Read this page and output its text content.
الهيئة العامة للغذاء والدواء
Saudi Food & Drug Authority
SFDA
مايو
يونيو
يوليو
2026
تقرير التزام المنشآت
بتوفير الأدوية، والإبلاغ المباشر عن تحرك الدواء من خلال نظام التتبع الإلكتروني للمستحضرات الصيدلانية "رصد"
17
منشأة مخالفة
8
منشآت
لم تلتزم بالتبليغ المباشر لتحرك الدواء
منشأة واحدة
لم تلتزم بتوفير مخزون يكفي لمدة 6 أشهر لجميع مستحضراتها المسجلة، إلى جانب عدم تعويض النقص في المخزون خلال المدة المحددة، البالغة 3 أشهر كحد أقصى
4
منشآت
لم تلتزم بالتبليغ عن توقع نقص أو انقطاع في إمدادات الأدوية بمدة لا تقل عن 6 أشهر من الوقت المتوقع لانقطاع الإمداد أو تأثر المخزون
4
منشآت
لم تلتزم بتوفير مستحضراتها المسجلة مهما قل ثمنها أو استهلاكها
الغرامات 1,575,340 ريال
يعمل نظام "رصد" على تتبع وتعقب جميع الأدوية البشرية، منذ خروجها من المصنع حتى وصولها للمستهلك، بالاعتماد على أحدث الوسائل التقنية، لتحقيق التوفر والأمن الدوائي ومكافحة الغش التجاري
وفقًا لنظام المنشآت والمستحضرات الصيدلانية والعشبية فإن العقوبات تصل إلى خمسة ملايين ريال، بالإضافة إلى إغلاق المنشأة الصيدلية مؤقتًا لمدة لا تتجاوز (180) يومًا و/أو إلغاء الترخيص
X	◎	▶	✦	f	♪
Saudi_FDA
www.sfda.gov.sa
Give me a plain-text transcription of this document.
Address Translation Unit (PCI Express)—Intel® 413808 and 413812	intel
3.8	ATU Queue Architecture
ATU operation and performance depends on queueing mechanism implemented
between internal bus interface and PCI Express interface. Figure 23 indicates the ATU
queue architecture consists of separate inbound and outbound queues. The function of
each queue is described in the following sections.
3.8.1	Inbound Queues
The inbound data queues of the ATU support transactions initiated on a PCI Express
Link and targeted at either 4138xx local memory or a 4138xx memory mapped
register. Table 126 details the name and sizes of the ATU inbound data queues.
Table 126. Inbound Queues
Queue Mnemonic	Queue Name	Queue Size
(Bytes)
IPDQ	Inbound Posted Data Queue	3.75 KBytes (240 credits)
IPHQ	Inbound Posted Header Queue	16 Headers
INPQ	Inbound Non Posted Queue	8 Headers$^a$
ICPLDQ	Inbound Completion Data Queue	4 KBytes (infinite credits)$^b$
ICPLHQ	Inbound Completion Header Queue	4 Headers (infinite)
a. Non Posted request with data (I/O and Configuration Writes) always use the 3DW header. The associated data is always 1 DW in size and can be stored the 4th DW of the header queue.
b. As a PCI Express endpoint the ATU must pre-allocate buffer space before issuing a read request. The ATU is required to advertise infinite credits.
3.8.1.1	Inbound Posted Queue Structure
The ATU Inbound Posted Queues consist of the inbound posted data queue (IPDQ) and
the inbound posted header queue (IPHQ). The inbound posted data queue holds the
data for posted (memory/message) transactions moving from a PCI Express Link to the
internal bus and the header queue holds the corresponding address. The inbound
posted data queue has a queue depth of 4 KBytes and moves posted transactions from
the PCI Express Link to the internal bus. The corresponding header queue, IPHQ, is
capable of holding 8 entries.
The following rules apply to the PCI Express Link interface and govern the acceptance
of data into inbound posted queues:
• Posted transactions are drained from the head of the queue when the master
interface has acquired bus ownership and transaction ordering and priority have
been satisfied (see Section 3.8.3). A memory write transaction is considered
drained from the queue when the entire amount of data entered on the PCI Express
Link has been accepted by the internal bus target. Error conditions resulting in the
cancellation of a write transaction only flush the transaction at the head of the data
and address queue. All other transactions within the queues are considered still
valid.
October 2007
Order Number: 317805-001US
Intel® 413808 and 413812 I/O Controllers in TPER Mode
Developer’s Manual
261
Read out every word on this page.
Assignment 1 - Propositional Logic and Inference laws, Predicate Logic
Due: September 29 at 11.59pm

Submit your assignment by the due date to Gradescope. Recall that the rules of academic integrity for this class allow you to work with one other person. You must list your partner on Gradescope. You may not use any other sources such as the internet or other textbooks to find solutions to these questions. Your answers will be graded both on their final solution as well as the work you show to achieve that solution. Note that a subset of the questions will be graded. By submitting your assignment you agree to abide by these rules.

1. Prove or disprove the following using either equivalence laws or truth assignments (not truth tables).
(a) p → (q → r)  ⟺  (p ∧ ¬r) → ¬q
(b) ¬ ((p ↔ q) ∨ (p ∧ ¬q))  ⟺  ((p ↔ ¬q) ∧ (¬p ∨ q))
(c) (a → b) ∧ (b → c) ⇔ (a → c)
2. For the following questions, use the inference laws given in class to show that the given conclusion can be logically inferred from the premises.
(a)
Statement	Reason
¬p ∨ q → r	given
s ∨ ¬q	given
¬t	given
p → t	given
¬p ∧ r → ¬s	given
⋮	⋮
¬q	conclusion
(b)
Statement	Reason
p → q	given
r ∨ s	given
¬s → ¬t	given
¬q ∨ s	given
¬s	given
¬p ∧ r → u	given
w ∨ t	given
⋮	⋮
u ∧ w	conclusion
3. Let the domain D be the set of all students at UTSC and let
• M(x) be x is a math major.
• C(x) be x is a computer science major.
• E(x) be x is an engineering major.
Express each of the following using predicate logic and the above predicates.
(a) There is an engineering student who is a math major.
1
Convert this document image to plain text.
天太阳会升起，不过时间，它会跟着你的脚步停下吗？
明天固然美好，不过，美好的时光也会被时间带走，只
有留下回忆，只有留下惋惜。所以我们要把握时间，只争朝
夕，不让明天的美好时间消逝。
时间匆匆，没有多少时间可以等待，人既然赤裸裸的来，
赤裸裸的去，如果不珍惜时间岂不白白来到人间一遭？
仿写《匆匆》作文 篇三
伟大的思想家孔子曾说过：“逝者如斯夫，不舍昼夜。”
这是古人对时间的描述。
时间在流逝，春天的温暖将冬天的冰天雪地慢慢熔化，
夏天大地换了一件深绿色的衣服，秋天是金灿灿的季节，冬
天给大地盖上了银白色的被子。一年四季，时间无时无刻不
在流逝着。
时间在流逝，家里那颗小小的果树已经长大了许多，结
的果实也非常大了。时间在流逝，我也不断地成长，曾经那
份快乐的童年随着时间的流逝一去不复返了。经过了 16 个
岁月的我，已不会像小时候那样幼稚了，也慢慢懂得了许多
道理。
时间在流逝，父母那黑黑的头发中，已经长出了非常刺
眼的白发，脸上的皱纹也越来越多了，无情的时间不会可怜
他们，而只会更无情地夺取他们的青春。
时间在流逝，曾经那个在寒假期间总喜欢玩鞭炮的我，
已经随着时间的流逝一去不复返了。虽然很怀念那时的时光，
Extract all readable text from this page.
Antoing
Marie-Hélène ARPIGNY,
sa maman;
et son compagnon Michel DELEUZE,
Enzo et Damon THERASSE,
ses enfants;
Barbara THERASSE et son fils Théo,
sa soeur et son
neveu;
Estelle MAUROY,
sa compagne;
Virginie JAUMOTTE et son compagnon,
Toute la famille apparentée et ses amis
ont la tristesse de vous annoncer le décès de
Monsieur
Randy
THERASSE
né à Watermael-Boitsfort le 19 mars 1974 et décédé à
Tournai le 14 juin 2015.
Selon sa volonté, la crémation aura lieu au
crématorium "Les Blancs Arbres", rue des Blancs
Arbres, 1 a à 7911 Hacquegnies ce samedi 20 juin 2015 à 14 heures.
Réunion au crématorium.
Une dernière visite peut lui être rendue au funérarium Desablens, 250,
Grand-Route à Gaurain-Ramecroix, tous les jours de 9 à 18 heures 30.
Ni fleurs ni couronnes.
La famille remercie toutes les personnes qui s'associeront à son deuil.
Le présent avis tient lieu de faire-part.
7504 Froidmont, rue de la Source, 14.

**TASK INSTRUCTIONS**. Repeat, exactly and only, the lines above from the one containing "Convert this document image to plain text." through the end of the material.

**SOLUTION FOR THIS TASK**.
Convert this document image to plain text.
天太阳会升起，不过时间，它会跟着你的脚步停下吗？
明天固然美好，不过，美好的时光也会被时间带走，只
有留下回忆，只有留下惋惜。所以我们要把握时间，只争朝
夕，不让明天的美好时间消逝。
时间匆匆，没有多少时间可以等待，人既然赤裸裸的来，
赤裸裸的去，如果不珍惜时间岂不白白来到人间一遭？
仿写《匆匆》作文 篇三
伟大的思想家孔子曾说过：“逝者如斯夫，不舍昼夜。”
这是古人对时间的描述。
时间在流逝，春天的温暖将冬天的冰天雪地慢慢熔化，
夏天大地换了一件深绿色的衣服，秋天是金灿灿的季节，冬
天给大地盖上了银白色的被子。一年四季，时间无时无刻不
在流逝着。
时间在流逝，家里那颗小小的果树已经长大了许多，结
的果实也非常大了。时间在流逝，我也不断地成长，曾经那
份快乐的童年随着时间的流逝一去不复返了。经过了 16 个
岁月的我，已不会像小时候那样幼稚了，也慢慢懂得了许多
道理。
时间在流逝，父母那黑黑的头发中，已经长出了非常刺
眼的白发，脸上的皱纹也越来越多了，无情的时间不会可怜
他们，而只会更无情地夺取他们的青春。
时间在流逝，曾经那个在寒假期间总喜欢玩鞭炮的我，
已经随着时间的流逝一去不复返了。虽然很怀念那时的时光，
Extract all readable text from this page.
Antoing
Marie-Hélène ARPIGNY,
sa maman;
et son compagnon Michel DELEUZE,
Enzo et Damon THERASSE,
ses enfants;
Barbara THERASSE et son fils Théo,
sa soeur et son
neveu;
Estelle MAUROY,
sa compagne;
Virginie JAUMOTTE et son compagnon,
Toute la famille apparentée et ses amis
ont la tristesse de vous annoncer le décès de
Monsieur
Randy
THERASSE
né à Watermael-Boitsfort le 19 mars 1974 et décédé à
Tournai le 14 juin 2015.
Selon sa volonté, la crémation aura lieu au
crématorium "Les Blancs Arbres", rue des Blancs
Arbres, 1 a à 7911 Hacquegnies ce samedi 20 juin 2015 à 14 heures.
Réunion au crématorium.
Une dernière visite peut lui être rendue au funérarium Desablens, 250,
Grand-Route à Gaurain-Ramecroix, tous les jours de 9 à 18 heures 30.
Ni fleurs ni couronnes.
La famille remercie toutes les personnes qui s'associeront à son deuil.
Le présent avis tient lieu de faire-part.
7504 Froidmont, rue de la Source, 14.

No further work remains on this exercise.